◆ TASK GOAL: Tally up the lines carrying the string "from" and respond with only the resulting number.

◆ INFORMATION SUPPLIED:
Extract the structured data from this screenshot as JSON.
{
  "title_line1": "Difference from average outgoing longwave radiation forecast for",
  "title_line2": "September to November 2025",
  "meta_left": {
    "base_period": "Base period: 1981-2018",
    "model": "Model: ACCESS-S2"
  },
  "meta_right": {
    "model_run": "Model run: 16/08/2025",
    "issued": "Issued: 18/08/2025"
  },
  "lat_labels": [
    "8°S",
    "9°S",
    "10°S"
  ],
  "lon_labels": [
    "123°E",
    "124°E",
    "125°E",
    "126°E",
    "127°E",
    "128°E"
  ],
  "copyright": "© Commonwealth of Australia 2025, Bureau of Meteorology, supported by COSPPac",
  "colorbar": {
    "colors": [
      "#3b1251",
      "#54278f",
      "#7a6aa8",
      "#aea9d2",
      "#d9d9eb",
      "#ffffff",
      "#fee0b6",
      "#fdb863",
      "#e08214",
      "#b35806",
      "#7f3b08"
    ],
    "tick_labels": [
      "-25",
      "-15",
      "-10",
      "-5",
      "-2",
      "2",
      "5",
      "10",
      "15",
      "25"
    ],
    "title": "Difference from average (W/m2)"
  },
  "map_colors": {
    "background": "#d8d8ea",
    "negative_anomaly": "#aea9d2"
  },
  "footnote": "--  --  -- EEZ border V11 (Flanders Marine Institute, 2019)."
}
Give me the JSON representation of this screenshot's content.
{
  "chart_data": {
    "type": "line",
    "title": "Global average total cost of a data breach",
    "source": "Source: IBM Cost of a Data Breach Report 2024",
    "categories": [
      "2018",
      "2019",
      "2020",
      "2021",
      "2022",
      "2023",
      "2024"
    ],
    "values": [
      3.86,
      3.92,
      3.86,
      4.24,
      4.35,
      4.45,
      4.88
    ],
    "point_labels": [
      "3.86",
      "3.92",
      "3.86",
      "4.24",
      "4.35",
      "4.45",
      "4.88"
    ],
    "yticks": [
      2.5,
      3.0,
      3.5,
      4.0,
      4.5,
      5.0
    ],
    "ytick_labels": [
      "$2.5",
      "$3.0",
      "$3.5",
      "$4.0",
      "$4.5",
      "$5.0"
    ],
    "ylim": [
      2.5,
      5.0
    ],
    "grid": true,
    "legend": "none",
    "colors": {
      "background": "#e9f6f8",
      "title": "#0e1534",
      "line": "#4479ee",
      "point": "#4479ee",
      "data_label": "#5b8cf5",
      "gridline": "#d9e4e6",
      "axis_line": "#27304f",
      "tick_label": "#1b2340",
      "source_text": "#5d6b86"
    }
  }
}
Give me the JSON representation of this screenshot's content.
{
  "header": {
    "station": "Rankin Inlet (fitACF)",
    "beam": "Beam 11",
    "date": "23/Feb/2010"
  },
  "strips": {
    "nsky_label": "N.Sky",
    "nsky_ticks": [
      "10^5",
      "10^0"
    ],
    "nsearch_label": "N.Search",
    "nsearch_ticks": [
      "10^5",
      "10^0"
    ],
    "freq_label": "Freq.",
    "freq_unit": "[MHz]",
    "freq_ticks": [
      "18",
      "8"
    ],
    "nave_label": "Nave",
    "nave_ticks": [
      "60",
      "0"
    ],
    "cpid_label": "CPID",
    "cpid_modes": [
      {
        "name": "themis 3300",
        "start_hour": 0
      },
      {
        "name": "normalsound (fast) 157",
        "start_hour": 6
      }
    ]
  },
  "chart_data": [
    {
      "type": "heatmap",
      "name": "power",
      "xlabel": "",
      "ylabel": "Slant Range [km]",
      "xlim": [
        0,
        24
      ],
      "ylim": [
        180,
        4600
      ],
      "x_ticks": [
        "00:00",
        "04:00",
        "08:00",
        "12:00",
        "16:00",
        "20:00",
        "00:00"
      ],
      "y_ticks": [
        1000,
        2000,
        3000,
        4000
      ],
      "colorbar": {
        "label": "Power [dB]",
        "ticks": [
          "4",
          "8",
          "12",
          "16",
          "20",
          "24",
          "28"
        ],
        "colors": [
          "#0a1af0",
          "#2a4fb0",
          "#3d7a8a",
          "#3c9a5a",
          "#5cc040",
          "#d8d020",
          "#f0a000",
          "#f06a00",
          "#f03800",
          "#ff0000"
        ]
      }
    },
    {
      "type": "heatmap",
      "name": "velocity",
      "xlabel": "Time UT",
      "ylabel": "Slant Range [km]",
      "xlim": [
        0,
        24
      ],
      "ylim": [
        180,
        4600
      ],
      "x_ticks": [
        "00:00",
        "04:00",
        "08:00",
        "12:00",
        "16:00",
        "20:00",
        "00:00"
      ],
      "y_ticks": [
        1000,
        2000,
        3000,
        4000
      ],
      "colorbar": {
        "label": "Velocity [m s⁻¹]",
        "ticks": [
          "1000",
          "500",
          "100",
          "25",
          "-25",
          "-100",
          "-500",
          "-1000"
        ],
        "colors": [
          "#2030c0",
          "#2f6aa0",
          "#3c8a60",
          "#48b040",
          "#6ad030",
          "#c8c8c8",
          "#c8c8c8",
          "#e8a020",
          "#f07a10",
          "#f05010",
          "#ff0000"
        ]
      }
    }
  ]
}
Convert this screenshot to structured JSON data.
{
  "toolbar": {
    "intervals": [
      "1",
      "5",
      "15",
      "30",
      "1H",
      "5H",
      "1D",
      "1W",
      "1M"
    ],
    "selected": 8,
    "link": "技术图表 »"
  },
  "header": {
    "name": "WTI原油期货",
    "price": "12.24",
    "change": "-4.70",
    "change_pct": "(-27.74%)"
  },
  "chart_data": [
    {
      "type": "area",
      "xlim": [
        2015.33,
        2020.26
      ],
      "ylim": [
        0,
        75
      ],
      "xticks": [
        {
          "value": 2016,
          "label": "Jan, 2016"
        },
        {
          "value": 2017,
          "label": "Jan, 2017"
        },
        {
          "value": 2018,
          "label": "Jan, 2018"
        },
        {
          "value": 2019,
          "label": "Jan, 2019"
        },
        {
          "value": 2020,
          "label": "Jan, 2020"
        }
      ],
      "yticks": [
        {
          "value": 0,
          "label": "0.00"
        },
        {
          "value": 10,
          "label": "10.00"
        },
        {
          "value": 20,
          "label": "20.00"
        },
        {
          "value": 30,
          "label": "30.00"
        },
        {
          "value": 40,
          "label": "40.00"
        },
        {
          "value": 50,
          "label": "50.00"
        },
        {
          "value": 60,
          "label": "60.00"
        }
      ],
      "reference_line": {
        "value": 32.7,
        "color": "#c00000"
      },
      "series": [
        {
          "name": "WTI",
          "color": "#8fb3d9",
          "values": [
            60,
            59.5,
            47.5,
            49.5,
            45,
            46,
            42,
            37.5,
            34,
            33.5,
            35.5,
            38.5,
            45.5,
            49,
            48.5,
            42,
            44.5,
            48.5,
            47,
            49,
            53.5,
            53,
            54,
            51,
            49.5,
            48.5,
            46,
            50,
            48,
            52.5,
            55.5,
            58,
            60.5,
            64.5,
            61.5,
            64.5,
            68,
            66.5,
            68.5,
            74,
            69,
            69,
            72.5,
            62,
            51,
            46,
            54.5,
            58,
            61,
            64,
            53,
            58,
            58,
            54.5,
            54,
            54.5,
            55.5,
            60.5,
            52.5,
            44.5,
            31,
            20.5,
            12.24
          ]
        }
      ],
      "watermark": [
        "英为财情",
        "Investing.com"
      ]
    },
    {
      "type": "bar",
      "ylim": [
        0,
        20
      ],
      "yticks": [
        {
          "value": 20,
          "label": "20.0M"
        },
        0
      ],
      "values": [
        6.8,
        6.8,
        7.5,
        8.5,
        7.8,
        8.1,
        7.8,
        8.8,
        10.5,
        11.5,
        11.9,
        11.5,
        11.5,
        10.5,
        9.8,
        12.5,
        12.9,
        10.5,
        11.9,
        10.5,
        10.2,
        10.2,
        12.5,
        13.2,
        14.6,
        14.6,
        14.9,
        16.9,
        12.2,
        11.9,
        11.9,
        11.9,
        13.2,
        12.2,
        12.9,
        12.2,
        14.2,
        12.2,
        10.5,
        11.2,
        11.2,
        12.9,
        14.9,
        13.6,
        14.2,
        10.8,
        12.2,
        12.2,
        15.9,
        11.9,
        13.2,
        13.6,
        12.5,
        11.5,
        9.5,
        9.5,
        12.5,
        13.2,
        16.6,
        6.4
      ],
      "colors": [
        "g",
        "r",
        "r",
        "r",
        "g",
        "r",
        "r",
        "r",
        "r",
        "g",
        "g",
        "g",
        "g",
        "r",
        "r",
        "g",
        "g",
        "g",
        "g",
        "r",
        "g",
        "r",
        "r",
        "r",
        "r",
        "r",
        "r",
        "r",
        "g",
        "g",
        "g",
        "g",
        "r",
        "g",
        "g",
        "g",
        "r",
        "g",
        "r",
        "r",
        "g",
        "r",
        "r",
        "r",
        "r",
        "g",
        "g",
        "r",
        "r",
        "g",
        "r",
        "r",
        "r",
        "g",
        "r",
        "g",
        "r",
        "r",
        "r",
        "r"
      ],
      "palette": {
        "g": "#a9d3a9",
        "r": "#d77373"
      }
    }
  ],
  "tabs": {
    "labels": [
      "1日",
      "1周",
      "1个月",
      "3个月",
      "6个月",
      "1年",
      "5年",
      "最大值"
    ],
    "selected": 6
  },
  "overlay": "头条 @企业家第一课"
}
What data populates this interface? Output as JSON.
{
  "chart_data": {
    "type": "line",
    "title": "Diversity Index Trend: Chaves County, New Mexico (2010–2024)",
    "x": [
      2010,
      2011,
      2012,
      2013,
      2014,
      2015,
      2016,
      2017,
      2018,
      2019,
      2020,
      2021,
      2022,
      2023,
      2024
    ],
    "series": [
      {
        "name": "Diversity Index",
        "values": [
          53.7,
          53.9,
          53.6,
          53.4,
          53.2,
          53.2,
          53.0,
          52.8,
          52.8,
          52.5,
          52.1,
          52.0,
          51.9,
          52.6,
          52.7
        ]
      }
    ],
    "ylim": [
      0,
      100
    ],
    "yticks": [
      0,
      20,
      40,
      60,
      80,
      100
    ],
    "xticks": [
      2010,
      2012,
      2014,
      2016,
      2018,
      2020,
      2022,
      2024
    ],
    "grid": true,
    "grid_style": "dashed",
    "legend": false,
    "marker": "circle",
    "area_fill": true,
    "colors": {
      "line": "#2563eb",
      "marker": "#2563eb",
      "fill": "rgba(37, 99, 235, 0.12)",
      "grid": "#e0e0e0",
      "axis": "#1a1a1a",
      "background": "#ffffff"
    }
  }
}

◆ EXERCISE RESPONSE: 3